Available records:
────────────────────
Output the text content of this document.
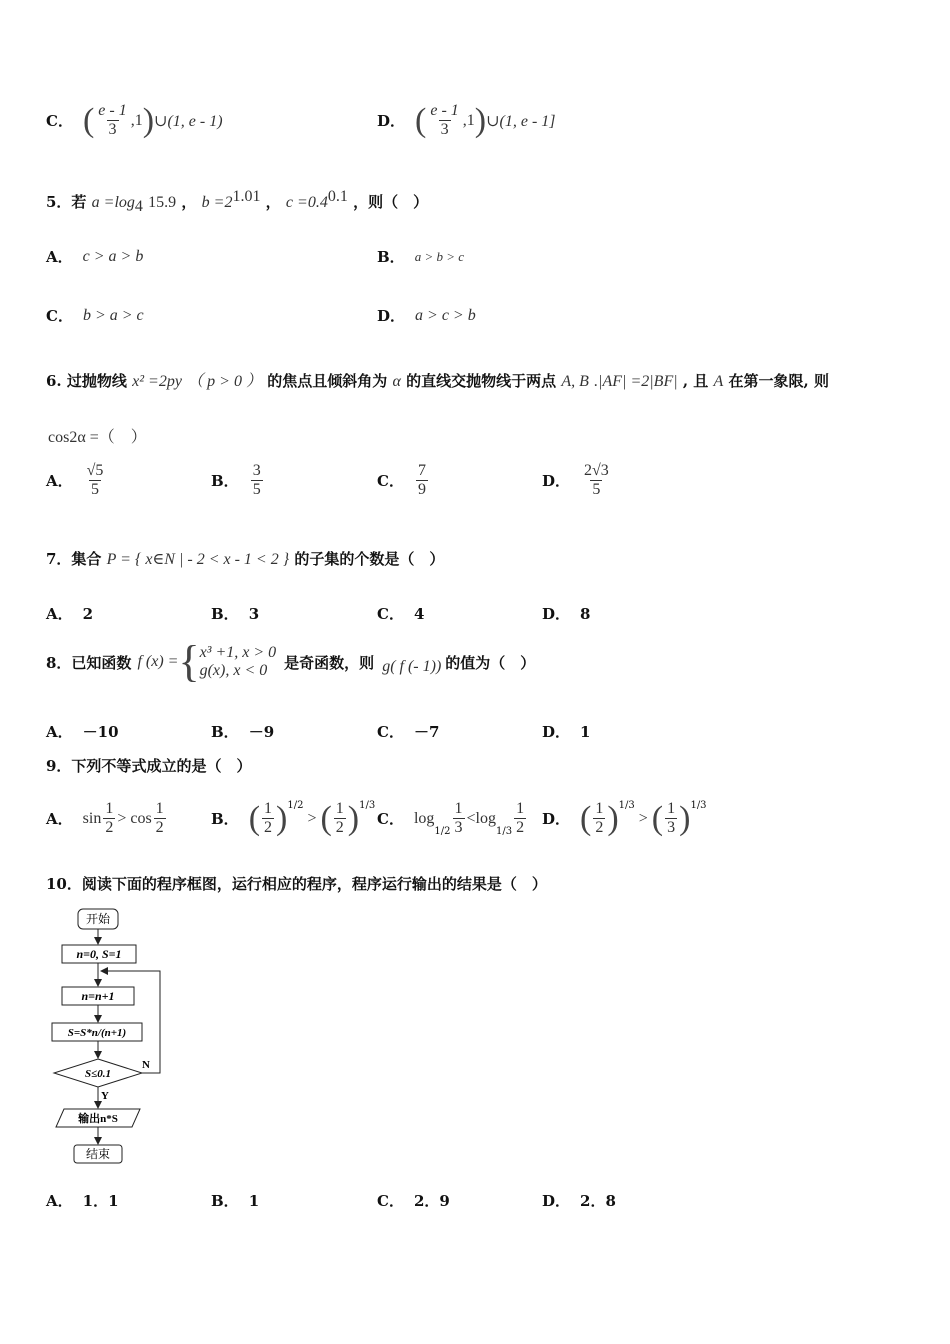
C． ( $\frac{e - 1}{3} ,1$ ) ∪(1, e - 1)	D． ( $\frac{e - 1}{3} ,1$ ) ∪(1, e - 1]
5．若 $a =\log_4$ 15.9 ， $b =2^{1.01}$ ， $c =0.4^{0.1}$ ，则（　）
A． c > a > b	B． a > b > c
C． b > a > c	D． a > c > b
6. 过抛物线 x² =2py （ p > 0 ） 的焦点且倾斜角为 α 的直线交抛物线于两点 A, B .|AF| =2|BF| , 且 A 在第一象限, 则
cos2α =（　）
A． $\frac{√5}{5}$	B． $\frac{3}{5}$	C． $\frac{7}{9}$	D． $\frac{2√3}{5}$
7．集合 P = { x∈N | - 2 < x - 1 < 2 } 的子集的个数是（　）
A． 2	B． 3	C． 4	D． 8
8．已知函数 f (x) = { x³ +1, x > 0
g(x), x < 0	是奇函数，则 g( f (- 1)) 的值为（　）
A． －10	B． －9	C． －7	D． 1
9．下列不等式成立的是（　）
A． $\sin \frac{1}{2} > \cos \frac{1}{2}$	B． ( $\frac{1}{2} )^{1/2}$
> ( $\frac{1}{2} )^{1/3}$
C． log
$_{1/2} \frac{1}{3} < \log$
$_{1/3} \frac{1}{2}$ D． ( $\frac{1}{2} )^{1/3}$
> ( $\frac{1}{3} )^{1/3}$
10．阅读下面的程序框图，运行相应的程序，程序运行输出的结果是（　）
开始
n=0, S=1
n=n+1
S=S*n/(n+1)
S≤0.1
N
Y
输出n*S
结束
A． 1．1	B． 1	C． 2．9	D． 2．8
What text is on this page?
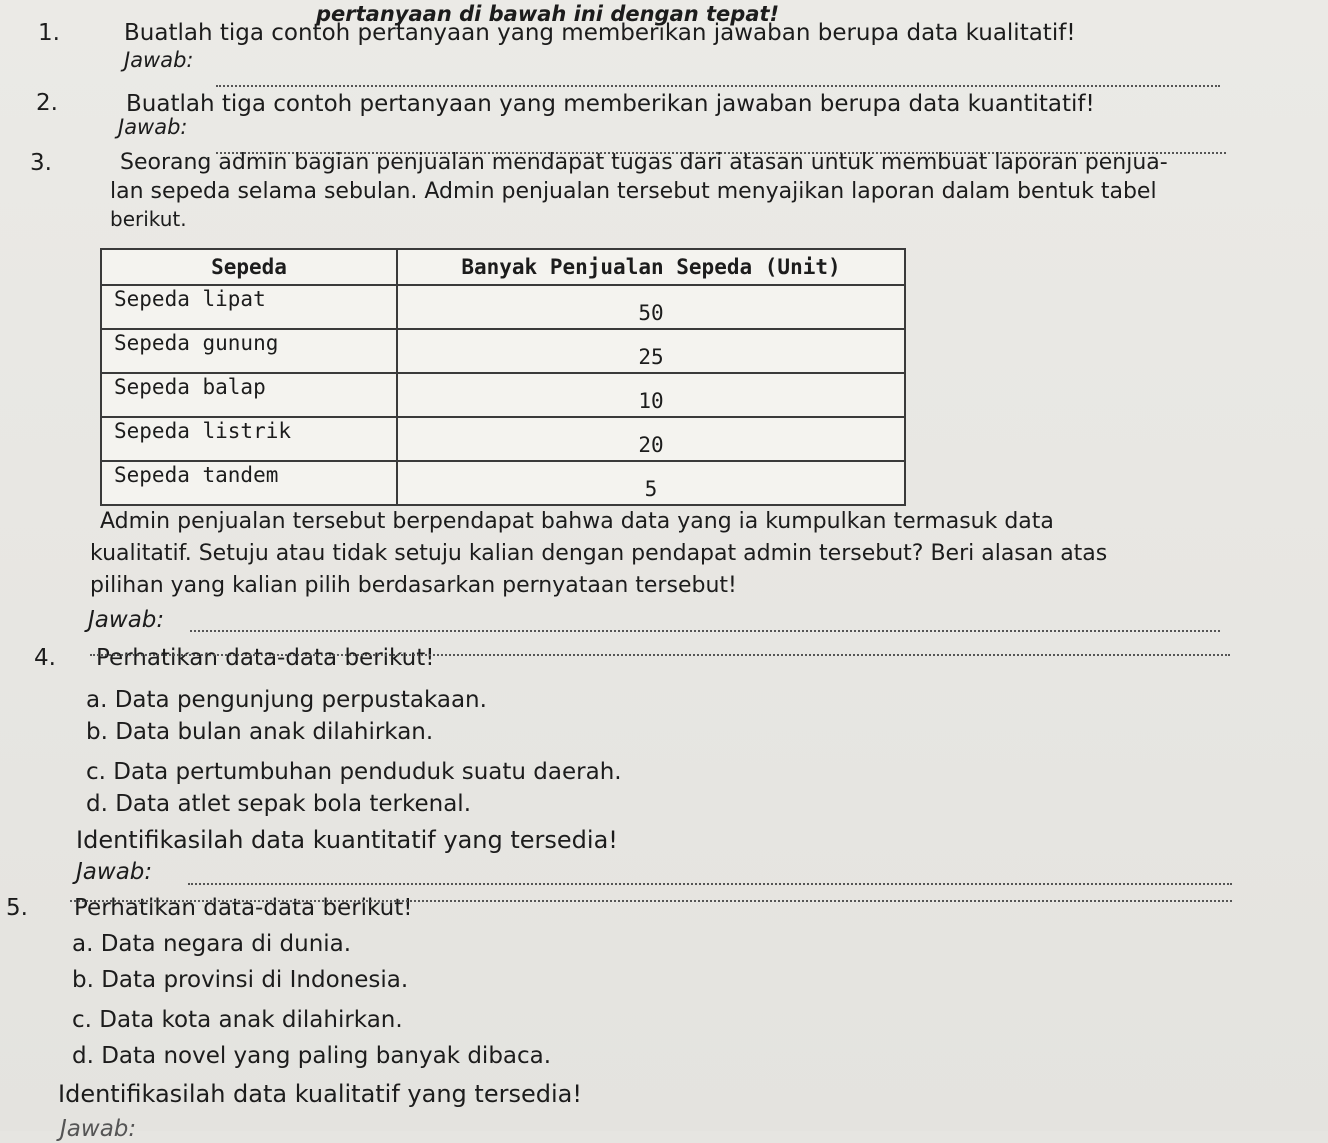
pertanyaan di bawah ini dengan tepat!
1.	Buatlah tiga contoh pertanyaan yang memberikan jawaban berupa data kualitatif!
Jawab:
2.	Buatlah tiga contoh pertanyaan yang memberikan jawaban berupa data kuantitatif!
Jawab:
3.	Seorang admin bagian penjualan mendapat tugas dari atasan untuk membuat laporan penjua-
lan sepeda selama sebulan. Admin penjualan tersebut menyajikan laporan dalam bentuk tabel
berikut.
Sepeda	Banyak Penjualan Sepeda (Unit)
Sepeda lipat	50
Sepeda gunung	25
Sepeda balap	10
Sepeda listrik	20
Sepeda tandem	5
Admin penjualan tersebut berpendapat bahwa data yang ia kumpulkan termasuk data
kualitatif. Setuju atau tidak setuju kalian dengan pendapat admin tersebut? Beri alasan atas
pilihan yang kalian pilih berdasarkan pernyataan tersebut!
Jawab:
4. Perhatikan data-data berikut!
a. Data pengunjung perpustakaan.
b. Data bulan anak dilahirkan.
c. Data pertumbuhan penduduk suatu daerah.
d. Data atlet sepak bola terkenal.
Identifikasilah data kuantitatif yang tersedia!
Jawab:
5. Perhatikan data-data berikut!
a. Data negara di dunia.
b. Data provinsi di Indonesia.
c. Data kota anak dilahirkan.
d. Data novel yang paling banyak dibaca.
Identifikasilah data kualitatif yang tersedia!
Jawab:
────────────────────
Exercise prompt:
Pull out all lines of the data with the string "berupa".

Solved problem:
1.	Buatlah tiga contoh pertanyaan yang memberikan jawaban berupa data kualitatif!
2.	Buatlah tiga contoh pertanyaan yang memberikan jawaban berupa data kuantitatif!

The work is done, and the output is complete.